▸ **SUPPLIED RECORDS**:

** start **

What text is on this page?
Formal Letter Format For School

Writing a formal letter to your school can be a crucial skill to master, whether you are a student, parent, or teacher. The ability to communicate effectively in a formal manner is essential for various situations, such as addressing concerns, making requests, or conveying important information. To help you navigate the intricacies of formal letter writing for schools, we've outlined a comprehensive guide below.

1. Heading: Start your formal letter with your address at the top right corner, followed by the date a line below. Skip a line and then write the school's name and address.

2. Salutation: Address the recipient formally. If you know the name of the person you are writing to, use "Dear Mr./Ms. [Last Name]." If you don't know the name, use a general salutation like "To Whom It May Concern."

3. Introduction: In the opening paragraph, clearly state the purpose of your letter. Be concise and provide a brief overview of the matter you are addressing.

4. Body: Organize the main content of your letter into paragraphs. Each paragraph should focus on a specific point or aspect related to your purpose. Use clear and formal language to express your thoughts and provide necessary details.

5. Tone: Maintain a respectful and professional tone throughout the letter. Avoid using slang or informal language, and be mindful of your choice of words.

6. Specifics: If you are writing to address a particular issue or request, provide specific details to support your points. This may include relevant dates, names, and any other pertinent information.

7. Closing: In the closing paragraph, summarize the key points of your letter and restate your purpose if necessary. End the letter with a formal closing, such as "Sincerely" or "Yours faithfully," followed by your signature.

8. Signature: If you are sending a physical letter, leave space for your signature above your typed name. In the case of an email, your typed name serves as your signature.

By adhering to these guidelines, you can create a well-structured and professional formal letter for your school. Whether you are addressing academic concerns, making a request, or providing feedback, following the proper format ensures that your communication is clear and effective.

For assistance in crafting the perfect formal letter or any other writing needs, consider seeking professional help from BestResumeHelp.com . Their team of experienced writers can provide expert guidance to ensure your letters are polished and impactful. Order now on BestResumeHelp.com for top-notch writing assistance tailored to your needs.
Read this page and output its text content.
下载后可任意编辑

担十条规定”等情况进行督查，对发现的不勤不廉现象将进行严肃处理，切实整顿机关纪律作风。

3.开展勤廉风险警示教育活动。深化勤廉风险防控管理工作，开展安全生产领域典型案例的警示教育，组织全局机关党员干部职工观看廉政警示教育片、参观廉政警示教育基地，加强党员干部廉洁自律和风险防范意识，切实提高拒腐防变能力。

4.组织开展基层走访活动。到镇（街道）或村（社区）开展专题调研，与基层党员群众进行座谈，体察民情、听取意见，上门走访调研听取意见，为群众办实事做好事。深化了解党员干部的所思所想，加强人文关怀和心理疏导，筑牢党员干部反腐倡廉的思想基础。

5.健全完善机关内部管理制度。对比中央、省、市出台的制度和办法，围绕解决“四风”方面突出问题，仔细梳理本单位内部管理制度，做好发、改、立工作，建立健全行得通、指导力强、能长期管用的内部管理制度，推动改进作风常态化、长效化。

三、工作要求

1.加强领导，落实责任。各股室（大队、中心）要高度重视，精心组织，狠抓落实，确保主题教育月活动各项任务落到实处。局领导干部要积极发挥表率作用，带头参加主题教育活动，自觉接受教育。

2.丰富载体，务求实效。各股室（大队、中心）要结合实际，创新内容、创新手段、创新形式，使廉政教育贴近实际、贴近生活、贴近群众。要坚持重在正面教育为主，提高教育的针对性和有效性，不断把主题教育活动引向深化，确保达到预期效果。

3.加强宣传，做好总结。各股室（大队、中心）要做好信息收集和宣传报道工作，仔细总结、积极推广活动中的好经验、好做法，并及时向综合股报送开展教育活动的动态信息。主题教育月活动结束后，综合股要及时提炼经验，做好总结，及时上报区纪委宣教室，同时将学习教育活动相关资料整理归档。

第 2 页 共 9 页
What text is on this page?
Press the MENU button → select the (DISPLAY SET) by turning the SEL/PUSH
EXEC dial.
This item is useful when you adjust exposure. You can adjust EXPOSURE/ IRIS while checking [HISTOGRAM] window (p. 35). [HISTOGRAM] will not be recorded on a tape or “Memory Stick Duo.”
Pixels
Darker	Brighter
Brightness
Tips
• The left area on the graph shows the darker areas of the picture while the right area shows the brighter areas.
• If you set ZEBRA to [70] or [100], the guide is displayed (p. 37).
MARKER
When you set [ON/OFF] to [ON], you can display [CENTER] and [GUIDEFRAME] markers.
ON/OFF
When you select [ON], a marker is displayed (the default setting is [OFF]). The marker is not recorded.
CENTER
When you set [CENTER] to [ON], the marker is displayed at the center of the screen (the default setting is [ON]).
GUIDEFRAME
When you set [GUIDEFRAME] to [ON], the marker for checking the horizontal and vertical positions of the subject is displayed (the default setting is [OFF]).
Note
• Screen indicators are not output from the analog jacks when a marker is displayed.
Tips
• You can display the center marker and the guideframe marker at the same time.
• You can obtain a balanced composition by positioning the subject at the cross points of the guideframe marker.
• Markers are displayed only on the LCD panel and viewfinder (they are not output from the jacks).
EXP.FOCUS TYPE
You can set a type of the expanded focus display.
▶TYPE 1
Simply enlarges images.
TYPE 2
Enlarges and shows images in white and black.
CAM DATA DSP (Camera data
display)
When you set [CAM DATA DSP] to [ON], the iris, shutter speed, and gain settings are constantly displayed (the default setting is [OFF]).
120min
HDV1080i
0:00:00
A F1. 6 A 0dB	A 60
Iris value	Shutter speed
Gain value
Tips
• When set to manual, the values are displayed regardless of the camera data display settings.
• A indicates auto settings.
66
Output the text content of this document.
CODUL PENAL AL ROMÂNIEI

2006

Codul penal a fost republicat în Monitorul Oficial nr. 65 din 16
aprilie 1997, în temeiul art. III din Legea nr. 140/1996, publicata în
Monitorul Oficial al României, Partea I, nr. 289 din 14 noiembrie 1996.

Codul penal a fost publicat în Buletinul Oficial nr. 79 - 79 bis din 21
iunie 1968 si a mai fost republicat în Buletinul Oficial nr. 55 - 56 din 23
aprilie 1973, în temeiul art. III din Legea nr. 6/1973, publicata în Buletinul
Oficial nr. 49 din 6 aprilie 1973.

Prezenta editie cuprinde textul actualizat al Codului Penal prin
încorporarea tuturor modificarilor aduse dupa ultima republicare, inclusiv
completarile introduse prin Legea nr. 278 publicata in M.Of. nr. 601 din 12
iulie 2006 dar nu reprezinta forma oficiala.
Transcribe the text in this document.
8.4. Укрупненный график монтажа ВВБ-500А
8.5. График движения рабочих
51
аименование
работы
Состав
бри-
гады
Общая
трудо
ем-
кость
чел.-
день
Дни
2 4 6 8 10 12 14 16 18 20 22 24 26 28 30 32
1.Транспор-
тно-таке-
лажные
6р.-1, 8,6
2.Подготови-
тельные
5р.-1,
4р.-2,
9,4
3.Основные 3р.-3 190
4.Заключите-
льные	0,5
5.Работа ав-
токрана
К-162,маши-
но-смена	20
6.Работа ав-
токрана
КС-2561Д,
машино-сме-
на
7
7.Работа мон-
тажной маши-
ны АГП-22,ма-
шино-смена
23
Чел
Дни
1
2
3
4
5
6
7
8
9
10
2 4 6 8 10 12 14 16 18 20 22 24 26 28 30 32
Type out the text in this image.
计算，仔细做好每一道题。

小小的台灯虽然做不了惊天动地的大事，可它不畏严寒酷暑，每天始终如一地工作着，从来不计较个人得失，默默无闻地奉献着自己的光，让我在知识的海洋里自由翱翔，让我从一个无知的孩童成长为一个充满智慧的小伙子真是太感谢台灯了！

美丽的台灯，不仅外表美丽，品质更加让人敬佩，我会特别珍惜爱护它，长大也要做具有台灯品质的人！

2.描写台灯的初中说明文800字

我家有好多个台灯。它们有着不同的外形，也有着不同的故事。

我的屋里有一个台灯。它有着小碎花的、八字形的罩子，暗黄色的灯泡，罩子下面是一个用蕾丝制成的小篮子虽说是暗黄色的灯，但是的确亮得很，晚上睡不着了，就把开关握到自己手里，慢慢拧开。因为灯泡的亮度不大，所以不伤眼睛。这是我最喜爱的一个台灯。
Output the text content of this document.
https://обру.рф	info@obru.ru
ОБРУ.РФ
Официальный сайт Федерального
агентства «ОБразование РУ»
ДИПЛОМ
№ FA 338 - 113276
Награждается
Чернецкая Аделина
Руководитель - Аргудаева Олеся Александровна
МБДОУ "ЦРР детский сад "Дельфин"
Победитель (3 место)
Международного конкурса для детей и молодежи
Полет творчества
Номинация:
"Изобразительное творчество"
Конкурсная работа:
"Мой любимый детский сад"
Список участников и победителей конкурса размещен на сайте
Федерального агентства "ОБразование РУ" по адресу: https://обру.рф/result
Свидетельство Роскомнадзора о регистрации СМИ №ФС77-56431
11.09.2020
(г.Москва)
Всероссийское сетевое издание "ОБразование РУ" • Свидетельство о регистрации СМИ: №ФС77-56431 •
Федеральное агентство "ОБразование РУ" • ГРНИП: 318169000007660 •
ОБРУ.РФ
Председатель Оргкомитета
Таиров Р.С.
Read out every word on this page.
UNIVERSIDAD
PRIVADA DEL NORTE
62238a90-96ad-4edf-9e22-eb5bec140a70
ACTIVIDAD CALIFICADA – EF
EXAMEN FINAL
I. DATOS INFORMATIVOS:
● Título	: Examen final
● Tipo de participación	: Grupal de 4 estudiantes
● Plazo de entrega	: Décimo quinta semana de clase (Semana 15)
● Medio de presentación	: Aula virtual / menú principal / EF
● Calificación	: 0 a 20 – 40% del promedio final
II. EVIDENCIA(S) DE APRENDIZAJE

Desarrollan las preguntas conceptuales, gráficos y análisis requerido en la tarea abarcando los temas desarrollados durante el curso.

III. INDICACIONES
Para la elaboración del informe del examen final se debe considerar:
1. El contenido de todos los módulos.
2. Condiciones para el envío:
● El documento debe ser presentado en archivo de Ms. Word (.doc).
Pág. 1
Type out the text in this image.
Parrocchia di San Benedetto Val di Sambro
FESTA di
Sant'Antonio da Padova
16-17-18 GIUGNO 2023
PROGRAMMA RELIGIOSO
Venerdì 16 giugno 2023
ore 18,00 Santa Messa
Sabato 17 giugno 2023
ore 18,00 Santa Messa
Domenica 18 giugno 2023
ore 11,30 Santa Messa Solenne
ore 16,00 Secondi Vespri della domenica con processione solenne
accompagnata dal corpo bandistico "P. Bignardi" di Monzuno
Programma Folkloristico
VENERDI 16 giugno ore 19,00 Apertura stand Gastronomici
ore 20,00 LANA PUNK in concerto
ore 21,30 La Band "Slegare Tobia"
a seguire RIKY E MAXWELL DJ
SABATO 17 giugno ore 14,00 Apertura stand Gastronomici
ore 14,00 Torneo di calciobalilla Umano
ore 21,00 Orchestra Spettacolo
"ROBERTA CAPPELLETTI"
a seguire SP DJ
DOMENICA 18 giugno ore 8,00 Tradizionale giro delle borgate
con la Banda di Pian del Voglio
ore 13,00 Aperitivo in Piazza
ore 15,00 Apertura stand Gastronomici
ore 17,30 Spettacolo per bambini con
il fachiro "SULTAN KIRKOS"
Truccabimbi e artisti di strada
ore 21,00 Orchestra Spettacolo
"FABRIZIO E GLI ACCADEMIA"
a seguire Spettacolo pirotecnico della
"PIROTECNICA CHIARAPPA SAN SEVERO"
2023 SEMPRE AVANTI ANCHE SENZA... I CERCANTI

** end **

▸ **EXERCISE REQUIREMENTS**: Go through the records above, find every line with the word "page", and list those lines.

▸ **THE COMPLETED TASK**:
What text is on this page?
Read this page and output its text content.
What text is on this page?
Read out every word on this page.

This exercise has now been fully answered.